▸ Exercise: Examine the entries and show every line in which the word "score" is found.

[Chart and figure data]

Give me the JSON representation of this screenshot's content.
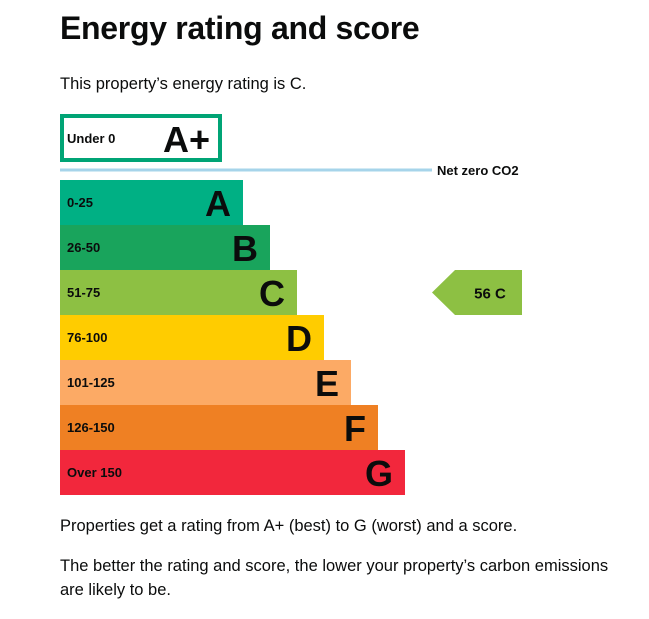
{
  "page": {
    "title": "Energy rating and score",
    "intro": "This property’s energy rating is C.",
    "explanation_1": "Properties get a rating from A+ (best) to G (worst) and a score.",
    "explanation_2": "The better the rating and score, the lower your property’s carbon emissions are likely to be."
  },
  "chart_data": {
    "type": "bar",
    "categories": [
      "A+",
      "A",
      "B",
      "C",
      "D",
      "E",
      "F",
      "G"
    ],
    "bands": [
      {
        "letter": "A+",
        "range": "Under 0",
        "color": "#00a475",
        "outlined": true
      },
      {
        "letter": "A",
        "range": "0-25",
        "color": "#00b084"
      },
      {
        "letter": "B",
        "range": "26-50",
        "color": "#19a45c"
      },
      {
        "letter": "C",
        "range": "51-75",
        "color": "#8dc043"
      },
      {
        "letter": "D",
        "range": "76-100",
        "color": "#ffcc00"
      },
      {
        "letter": "E",
        "range": "101-125",
        "color": "#fcaa65"
      },
      {
        "letter": "F",
        "range": "126-150",
        "color": "#ef8023"
      },
      {
        "letter": "G",
        "range": "Over 150",
        "color": "#f2273c"
      }
    ],
    "net_zero_label": "Net zero CO2",
    "net_zero_line_color": "#a6d4ea",
    "current": {
      "score": 56,
      "letter": "C",
      "label": "56  C",
      "color": "#8dc043"
    }
  }
}
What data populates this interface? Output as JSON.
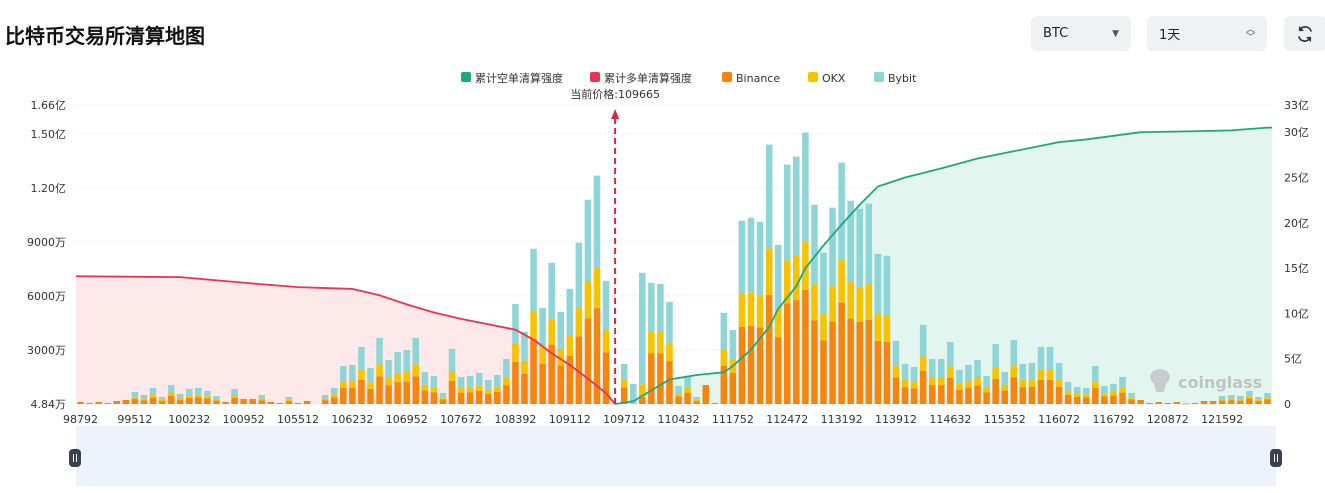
{
  "header": {
    "title": "比特币交易所清算地图",
    "coin_select": "BTC",
    "period_select": "1天",
    "refresh_icon": "refresh-icon",
    "select_icon": "caret-down-icon",
    "period_icon": "up-down-chevron-icon"
  },
  "watermark": "coinglass",
  "current_price_label": "当前价格:109665",
  "colors": {
    "short_cum": "#1ea97c",
    "long_cum": "#e8344e",
    "Binance": "#f5850f",
    "OKX": "#f7c200",
    "Bybit": "#8ed5d7"
  },
  "chart_data": {
    "type": "bar",
    "legend": [
      "累计空单清算强度",
      "累计多单清算强度",
      "Binance",
      "OKX",
      "Bybit"
    ],
    "legend_position": "top",
    "x_tick_labels": [
      "98792",
      "99512",
      "100232",
      "100952",
      "105512",
      "106232",
      "106952",
      "107672",
      "108392",
      "109112",
      "109712",
      "110432",
      "111752",
      "112472",
      "113192",
      "113912",
      "114632",
      "115352",
      "116072",
      "116792",
      "120872",
      "121592"
    ],
    "bar_count": 132,
    "current_price": 109665,
    "current_price_bar": 60,
    "left_axis": {
      "unit": "万",
      "ticks": [
        "4.84万",
        "3000万",
        "6000万",
        "9000万",
        "1.20亿",
        "1.50亿",
        "1.66亿"
      ],
      "tick_values": [
        4.84,
        3000,
        6000,
        9000,
        12000,
        15000,
        16600
      ],
      "range": [
        0,
        16600
      ]
    },
    "right_axis": {
      "unit": "亿",
      "ticks": [
        "0",
        "5亿",
        "10亿",
        "15亿",
        "20亿",
        "25亿",
        "30亿",
        "33亿"
      ],
      "tick_values": [
        0,
        5,
        10,
        15,
        20,
        25,
        30,
        33
      ],
      "range": [
        0,
        33
      ]
    },
    "grid": true,
    "series": [
      {
        "name": "Binance",
        "stack": true,
        "values": [
          111,
          56,
          111,
          56,
          167,
          222,
          280,
          210,
          374,
          163,
          444,
          234,
          350,
          374,
          304,
          187,
          111,
          350,
          278,
          278,
          210,
          111,
          56,
          163,
          56,
          167,
          0,
          210,
          374,
          887,
          911,
          1331,
          841,
          1541,
          1027,
          1214,
          1261,
          1541,
          747,
          654,
          257,
          1284,
          630,
          654,
          724,
          560,
          677,
          1051,
          2335,
          1681,
          3620,
          2242,
          3293,
          2148,
          2685,
          3760,
          4764,
          5324,
          2872,
          0,
          934,
          0,
          400,
          2826,
          2802,
          2382,
          420,
          630,
          163,
          1056,
          56,
          2125,
          1728,
          4274,
          4344,
          4250,
          6048,
          3713,
          5581,
          5768,
          6329,
          4647,
          3526,
          4577,
          5628,
          4741,
          4554,
          4670,
          3503,
          3456,
          1471,
          934,
          864,
          1845,
          1051,
          1051,
          1448,
          794,
          911,
          1027,
          654,
          1401,
          747,
          1494,
          934,
          958,
          1331,
          1331,
          958,
          514,
          397,
          374,
          887,
          420,
          467,
          630,
          257,
          222,
          56,
          111,
          56,
          111,
          28,
          56,
          167,
          167,
          187,
          210,
          187,
          304,
          163,
          257
        ]
      },
      {
        "name": "OKX",
        "stack": true,
        "values": [
          0,
          0,
          0,
          0,
          0,
          0,
          120,
          90,
          160,
          70,
          190,
          100,
          150,
          160,
          130,
          80,
          0,
          150,
          0,
          0,
          90,
          0,
          0,
          70,
          0,
          0,
          0,
          90,
          160,
          380,
          390,
          570,
          360,
          661,
          440,
          520,
          540,
          661,
          320,
          280,
          110,
          550,
          270,
          280,
          310,
          240,
          290,
          450,
          1001,
          721,
          1551,
          961,
          1411,
          921,
          1151,
          1611,
          2042,
          2282,
          1231,
          0,
          400,
          0,
          700,
          1211,
          1201,
          1021,
          180,
          270,
          70,
          0,
          0,
          911,
          741,
          1832,
          1862,
          1821,
          2592,
          1591,
          2392,
          2472,
          2712,
          1992,
          1511,
          1962,
          2412,
          2032,
          1952,
          2002,
          1501,
          1481,
          631,
          400,
          370,
          791,
          450,
          450,
          620,
          340,
          390,
          440,
          280,
          600,
          320,
          640,
          400,
          410,
          570,
          570,
          410,
          220,
          170,
          160,
          380,
          180,
          200,
          270,
          110,
          0,
          0,
          0,
          0,
          0,
          0,
          0,
          0,
          0,
          80,
          90,
          80,
          130,
          70,
          110
        ]
      },
      {
        "name": "Bybit",
        "stack": true,
        "values": [
          0,
          0,
          0,
          0,
          0,
          0,
          267,
          200,
          356,
          156,
          422,
          222,
          334,
          356,
          289,
          178,
          0,
          334,
          0,
          0,
          200,
          0,
          0,
          156,
          0,
          0,
          0,
          200,
          356,
          846,
          867,
          1268,
          801,
          1468,
          979,
          1157,
          1201,
          1468,
          712,
          623,
          245,
          1224,
          601,
          623,
          690,
          534,
          645,
          1001,
          2224,
          1601,
          3447,
          2135,
          3136,
          2046,
          2558,
          3581,
          4536,
          5071,
          2736,
          0,
          890,
          1112,
          6184,
          2691,
          2669,
          2268,
          401,
          601,
          156,
          0,
          0,
          2024,
          1645,
          4069,
          4136,
          4048,
          5760,
          3536,
          5315,
          5493,
          6027,
          4425,
          3359,
          4359,
          5360,
          4514,
          4336,
          4448,
          3336,
          3292,
          1401,
          890,
          823,
          1756,
          1001,
          1001,
          1379,
          756,
          867,
          979,
          623,
          1335,
          712,
          1424,
          890,
          912,
          1268,
          1268,
          912,
          489,
          378,
          356,
          846,
          401,
          445,
          601,
          245,
          0,
          0,
          0,
          0,
          0,
          0,
          0,
          0,
          0,
          178,
          200,
          178,
          289,
          156,
          245
        ]
      },
      {
        "name": "累计多单清算强度",
        "type": "line",
        "axis": "right",
        "points": [
          [
            1,
            14.1
          ],
          [
            12,
            14.0
          ],
          [
            20,
            13.3
          ],
          [
            25,
            12.9
          ],
          [
            31,
            12.7
          ],
          [
            34,
            12.0
          ],
          [
            37,
            11.0
          ],
          [
            40,
            10.1
          ],
          [
            43,
            9.4
          ],
          [
            46,
            8.8
          ],
          [
            49,
            8.2
          ],
          [
            51,
            7.1
          ],
          [
            53,
            5.6
          ],
          [
            55,
            4.3
          ],
          [
            57,
            2.8
          ],
          [
            59,
            1.2
          ],
          [
            60,
            0
          ]
        ]
      },
      {
        "name": "累计空单清算强度",
        "type": "line",
        "axis": "right",
        "points": [
          [
            60,
            0
          ],
          [
            62,
            0.3
          ],
          [
            64,
            1.5
          ],
          [
            66,
            2.7
          ],
          [
            69,
            3.2
          ],
          [
            72,
            3.5
          ],
          [
            73,
            4.2
          ],
          [
            75,
            6.0
          ],
          [
            77,
            8.5
          ],
          [
            78,
            10.5
          ],
          [
            80,
            13.0
          ],
          [
            81,
            15.0
          ],
          [
            83,
            17.5
          ],
          [
            85,
            19.8
          ],
          [
            87,
            22.0
          ],
          [
            89,
            24.0
          ],
          [
            92,
            25.0
          ],
          [
            96,
            26.0
          ],
          [
            100,
            27.1
          ],
          [
            103,
            27.7
          ],
          [
            106,
            28.3
          ],
          [
            109,
            28.9
          ],
          [
            112,
            29.2
          ],
          [
            115,
            29.6
          ],
          [
            118,
            30.0
          ],
          [
            124,
            30.1
          ],
          [
            128,
            30.2
          ],
          [
            132,
            30.5
          ]
        ]
      }
    ]
  }
}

▸ Exercise result:
    "title": "Energy rating and score",
    "explanation_1": "Properties get a rating from A+ (best) to G (worst) and a score.",
    "explanation_2": "The better the rating and score, the lower your property’s carbon emissions are likely to be."
      "score": 56,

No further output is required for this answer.